⟨

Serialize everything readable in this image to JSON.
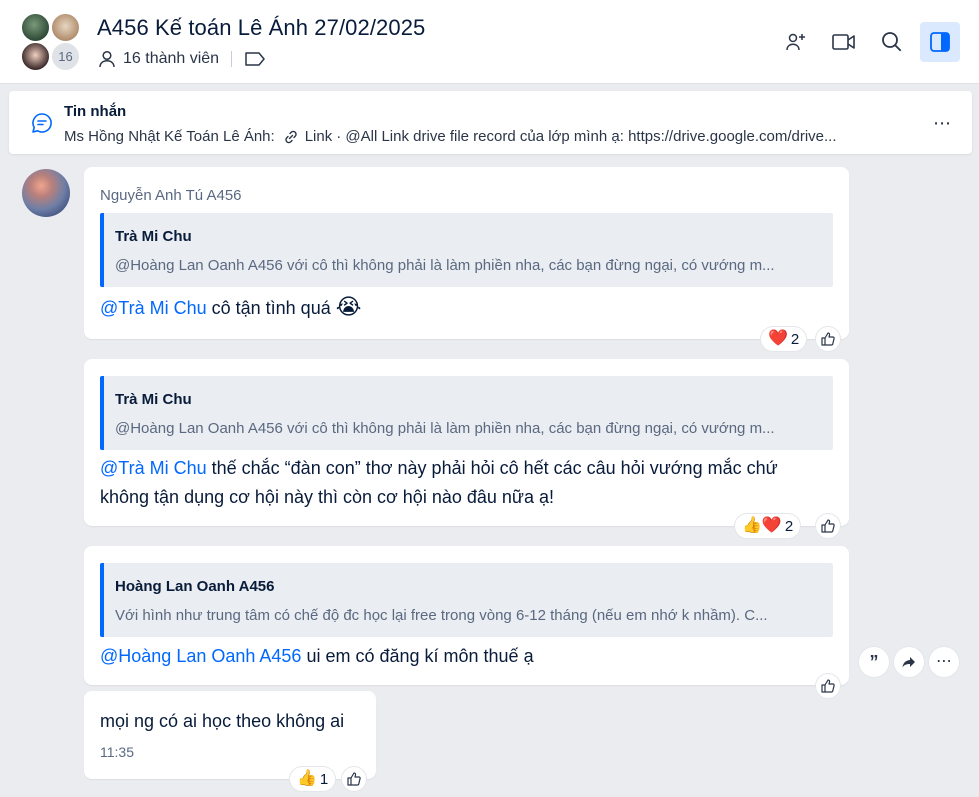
{
  "header": {
    "title": "A456 Kế toán Lê Ánh 27/02/2025",
    "members": "16 thành viên",
    "avatar_count": "16"
  },
  "pinned": {
    "label": "Tin nhắn",
    "sender": "Ms Hồng Nhật Kế Toán Lê Ánh:",
    "link_label": "Link",
    "text": "· @All Link drive file record của lớp mình ạ: https://drive.google.com/drive..."
  },
  "messages": [
    {
      "sender": "Nguyễn Anh Tú A456",
      "quote_name": "Trà Mi Chu",
      "quote_text": "@Hoàng Lan Oanh A456 với cô thì không phải là làm phiền nha, các bạn đừng ngại, có vướng m...",
      "mention": "@Trà Mi Chu",
      "text": " cô tận tình quá",
      "emoji": "😭",
      "reactions": [
        {
          "emoji": "❤️",
          "count": "2"
        }
      ]
    },
    {
      "quote_name": "Trà Mi Chu",
      "quote_text": "@Hoàng Lan Oanh A456 với cô thì không phải là làm phiền nha, các bạn đừng ngại, có vướng m...",
      "mention": "@Trà Mi Chu",
      "text_line1": " thế chắc “đàn con” thơ này phải hỏi cô hết các câu hỏi vướng mắc chứ",
      "text_line2": "không tận dụng cơ hội này thì còn cơ hội nào đâu nữa ạ!",
      "reactions": [
        {
          "emoji": "👍❤️",
          "count": "2"
        }
      ]
    },
    {
      "quote_name": "Hoàng Lan Oanh A456",
      "quote_text": "Với hình như trung tâm có chế độ đc học lại free trong vòng 6-12 tháng (nếu em nhớ k nhầm). C...",
      "mention": "@Hoàng Lan Oanh A456",
      "text": " ui em có đăng kí môn thuế ạ"
    },
    {
      "text": "mọi ng có ai học theo không ai",
      "time": "11:35",
      "reactions": [
        {
          "emoji": "👍",
          "count": "1"
        }
      ]
    }
  ]
}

⟩

Prompt: Without including any picture, repeat the data exactly.

Finished exercise:
Serialize everything readable in this image to JSON.
{
  "header": {
    "title": "A456 Kế toán Lê Ánh 27/02/2025",
    "members": "16 thành viên",
    "avatar_count": "16"
  },
  "pinned": {
    "label": "Tin nhắn",
    "sender": "Ms Hồng Nhật Kế Toán Lê Ánh:",
    "link_label": "Link",
    "text": "· @All Link drive file record của lớp mình ạ: https://drive.google.com/drive..."
  },
  "messages": [
    {
      "sender": "Nguyễn Anh Tú A456",
      "quote_name": "Trà Mi Chu",
      "quote_text": "@Hoàng Lan Oanh A456 với cô thì không phải là làm phiền nha, các bạn đừng ngại, có vướng m...",
      "mention": "@Trà Mi Chu",
      "text": " cô tận tình quá",
      "emoji": "😭",
      "reactions": [
        {
          "emoji": "❤️",
          "count": "2"
        }
      ]
    },
    {
      "quote_name": "Trà Mi Chu",
      "quote_text": "@Hoàng Lan Oanh A456 với cô thì không phải là làm phiền nha, các bạn đừng ngại, có vướng m...",
      "mention": "@Trà Mi Chu",
      "text_line1": " thế chắc “đàn con” thơ này phải hỏi cô hết các câu hỏi vướng mắc chứ",
      "text_line2": "không tận dụng cơ hội này thì còn cơ hội nào đâu nữa ạ!",
      "reactions": [
        {
          "emoji": "👍❤️",
          "count": "2"
        }
      ]
    },
    {
      "quote_name": "Hoàng Lan Oanh A456",
      "quote_text": "Với hình như trung tâm có chế độ đc học lại free trong vòng 6-12 tháng (nếu em nhớ k nhầm). C...",
      "mention": "@Hoàng Lan Oanh A456",
      "text": " ui em có đăng kí môn thuế ạ"
    },
    {
      "text": "mọi ng có ai học theo không ai",
      "time": "11:35",
      "reactions": [
        {
          "emoji": "👍",
          "count": "1"
        }
      ]
    }
  ]
}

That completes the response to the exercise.